***** Input *****

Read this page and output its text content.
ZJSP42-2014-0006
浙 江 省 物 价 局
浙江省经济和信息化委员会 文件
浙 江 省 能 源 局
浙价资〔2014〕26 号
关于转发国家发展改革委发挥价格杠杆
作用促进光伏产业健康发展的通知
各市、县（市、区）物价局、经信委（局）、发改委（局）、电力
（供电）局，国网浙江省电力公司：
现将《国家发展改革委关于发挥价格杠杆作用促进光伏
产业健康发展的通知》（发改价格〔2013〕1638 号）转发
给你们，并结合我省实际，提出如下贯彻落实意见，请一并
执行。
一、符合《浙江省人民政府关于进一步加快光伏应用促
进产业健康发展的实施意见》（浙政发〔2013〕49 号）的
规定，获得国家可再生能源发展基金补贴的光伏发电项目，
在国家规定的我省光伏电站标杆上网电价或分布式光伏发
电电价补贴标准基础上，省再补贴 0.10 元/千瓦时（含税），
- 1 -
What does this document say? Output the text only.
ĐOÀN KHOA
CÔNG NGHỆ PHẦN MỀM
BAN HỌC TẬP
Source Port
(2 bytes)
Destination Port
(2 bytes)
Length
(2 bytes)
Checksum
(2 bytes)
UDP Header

*****

*Given task:*
Every line above should be written out again exactly as it stands.

*Written reply:*
Read this page and output its text content.
ZJSP42-2014-0006
浙 江 省 物 价 局
浙江省经济和信息化委员会 文件
浙 江 省 能 源 局
浙价资〔2014〕26 号
关于转发国家发展改革委发挥价格杠杆
作用促进光伏产业健康发展的通知
各市、县（市、区）物价局、经信委（局）、发改委（局）、电力
（供电）局，国网浙江省电力公司：
现将《国家发展改革委关于发挥价格杠杆作用促进光伏
产业健康发展的通知》（发改价格〔2013〕1638 号）转发
给你们，并结合我省实际，提出如下贯彻落实意见，请一并
执行。
一、符合《浙江省人民政府关于进一步加快光伏应用促
进产业健康发展的实施意见》（浙政发〔2013〕49 号）的
规定，获得国家可再生能源发展基金补贴的光伏发电项目，
在国家规定的我省光伏电站标杆上网电价或分布式光伏发
电电价补贴标准基础上，省再补贴 0.10 元/千瓦时（含税），
- 1 -
What does this document say? Output the text only.
ĐOÀN KHOA
CÔNG NGHỆ PHẦN MỀM
BAN HỌC TẬP
Source Port
(2 bytes)
Destination Port
(2 bytes)
Length
(2 bytes)
Checksum
(2 bytes)
UDP Header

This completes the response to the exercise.